*Условие задачи 1*. Проверьте, согласуются ли с отрывком о паспортизации утверждения (а), (б) и (в). На каждое ответьте «да» или «нет» и дословно приведите решающие слова отрывка. (а) Новые паспорта получали те, у кого паспорта прежде не было. (б) Выдаваемые паспорта предназначались для выезда за границу. (в) Большую часть молодежи власти оставили в покое.
*Условие задачи 2*. Подставьте «Lisa» вместо «LISA» в строках листинга от его начала до строки с «SG: [190, 108, 196, 112]» включительно, ничего больше не меняя. Выведите только эти строки.

*Отрывок текста*.
+++

Первым важным делом, с которого начали власти, стала «паспортизация»: каждый обязан был явиться в милицию для регистрации или продления старого паспорта. Новые паспорта выдавались тем, у кого их вообще не было. Сразу оговорюсь — это были паспорта для внутреннего пользования.
Сначала власти «разобрались» с молодежью (с девушками по большей части). Кого-то отправили на фронт, кого-то — в тюрьму, мало кого оставили в покое, вернее сказать, что и с ними разобрались, превратив вместе с остальным населением в винтики военно-полицейской государственной машины. Приказ «идти на фронт» был естественным, но не естественна подоплека приказа: «искупить вину перед Родиной». Еще менее естественно было сразу или через несколько месяцев на передовой услышать: «идите в тюрьму за измену Родине во время вражеской оккупации». Тем не менее таковой оказалась участь большинства.

+++

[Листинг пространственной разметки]

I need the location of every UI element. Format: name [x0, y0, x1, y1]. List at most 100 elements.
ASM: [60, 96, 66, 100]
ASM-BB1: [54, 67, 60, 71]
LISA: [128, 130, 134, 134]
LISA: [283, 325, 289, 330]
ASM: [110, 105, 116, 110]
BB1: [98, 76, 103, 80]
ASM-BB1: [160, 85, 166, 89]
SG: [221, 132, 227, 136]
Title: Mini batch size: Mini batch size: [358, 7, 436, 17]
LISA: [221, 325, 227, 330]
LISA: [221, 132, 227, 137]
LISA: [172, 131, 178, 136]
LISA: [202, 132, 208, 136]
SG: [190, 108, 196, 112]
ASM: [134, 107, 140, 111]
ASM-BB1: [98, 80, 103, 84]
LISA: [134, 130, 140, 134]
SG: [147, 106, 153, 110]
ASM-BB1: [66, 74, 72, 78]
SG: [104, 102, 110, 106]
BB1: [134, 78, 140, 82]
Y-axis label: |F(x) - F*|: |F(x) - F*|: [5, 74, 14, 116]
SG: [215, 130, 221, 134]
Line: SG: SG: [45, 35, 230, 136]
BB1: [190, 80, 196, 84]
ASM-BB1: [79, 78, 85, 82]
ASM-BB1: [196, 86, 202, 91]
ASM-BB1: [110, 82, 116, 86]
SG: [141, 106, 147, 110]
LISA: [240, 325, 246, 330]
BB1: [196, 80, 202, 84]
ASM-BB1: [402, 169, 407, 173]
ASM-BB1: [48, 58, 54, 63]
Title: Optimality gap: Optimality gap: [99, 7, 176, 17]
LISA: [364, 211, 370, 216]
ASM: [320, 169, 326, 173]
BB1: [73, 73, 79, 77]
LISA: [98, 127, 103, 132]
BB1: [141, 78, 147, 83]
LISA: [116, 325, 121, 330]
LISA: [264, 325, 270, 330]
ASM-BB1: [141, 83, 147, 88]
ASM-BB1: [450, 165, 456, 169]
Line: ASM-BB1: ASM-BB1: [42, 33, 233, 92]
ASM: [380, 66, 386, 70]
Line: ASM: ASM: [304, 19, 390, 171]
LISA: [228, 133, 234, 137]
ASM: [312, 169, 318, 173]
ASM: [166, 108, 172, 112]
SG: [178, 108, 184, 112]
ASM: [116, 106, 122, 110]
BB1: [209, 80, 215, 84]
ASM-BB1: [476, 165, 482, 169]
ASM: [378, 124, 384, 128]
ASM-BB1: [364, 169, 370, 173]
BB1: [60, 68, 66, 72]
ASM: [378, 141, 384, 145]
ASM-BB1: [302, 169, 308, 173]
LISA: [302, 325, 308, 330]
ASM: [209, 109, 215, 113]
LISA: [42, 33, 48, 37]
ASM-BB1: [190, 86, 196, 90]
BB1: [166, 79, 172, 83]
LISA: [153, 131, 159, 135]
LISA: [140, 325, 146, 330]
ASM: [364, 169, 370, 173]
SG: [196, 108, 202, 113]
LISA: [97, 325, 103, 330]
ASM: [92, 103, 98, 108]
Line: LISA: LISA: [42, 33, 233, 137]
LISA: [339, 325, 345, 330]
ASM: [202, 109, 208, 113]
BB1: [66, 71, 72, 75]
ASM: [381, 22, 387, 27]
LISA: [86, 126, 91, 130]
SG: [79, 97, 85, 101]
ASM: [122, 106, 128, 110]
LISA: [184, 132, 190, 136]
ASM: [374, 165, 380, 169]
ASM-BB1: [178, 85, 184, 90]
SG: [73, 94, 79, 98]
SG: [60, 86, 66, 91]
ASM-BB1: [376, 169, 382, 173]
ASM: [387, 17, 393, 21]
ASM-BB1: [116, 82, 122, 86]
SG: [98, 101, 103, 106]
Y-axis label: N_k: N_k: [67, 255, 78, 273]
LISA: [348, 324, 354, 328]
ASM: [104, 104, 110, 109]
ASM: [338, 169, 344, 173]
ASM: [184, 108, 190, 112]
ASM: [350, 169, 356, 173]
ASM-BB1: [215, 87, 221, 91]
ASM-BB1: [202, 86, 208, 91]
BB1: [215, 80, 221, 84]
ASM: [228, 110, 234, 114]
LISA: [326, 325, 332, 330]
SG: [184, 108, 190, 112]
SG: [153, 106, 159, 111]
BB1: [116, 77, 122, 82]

+++

*Полный ответ 1*.
(а) Да: «Новые паспорта выдавались тем, у кого их вообще не было».
(б) Нет: «это были паспорта для внутреннего пользования».
(в) Нет: «мало кого оставили в покое».

*Полный ответ 2*.
I need the location of every UI element. Format: name [x0, y0, x1, y1]. List at most 100 elements.
ASM: [60, 96, 66, 100]
ASM-BB1: [54, 67, 60, 71]
Lisa: [128, 130, 134, 134]
Lisa: [283, 325, 289, 330]
ASM: [110, 105, 116, 110]
BB1: [98, 76, 103, 80]
ASM-BB1: [160, 85, 166, 89]
SG: [221, 132, 227, 136]
Title: Mini batch size: Mini batch size: [358, 7, 436, 17]
Lisa: [221, 325, 227, 330]
Lisa: [221, 132, 227, 137]
Lisa: [172, 131, 178, 136]
Lisa: [202, 132, 208, 136]
SG: [190, 108, 196, 112]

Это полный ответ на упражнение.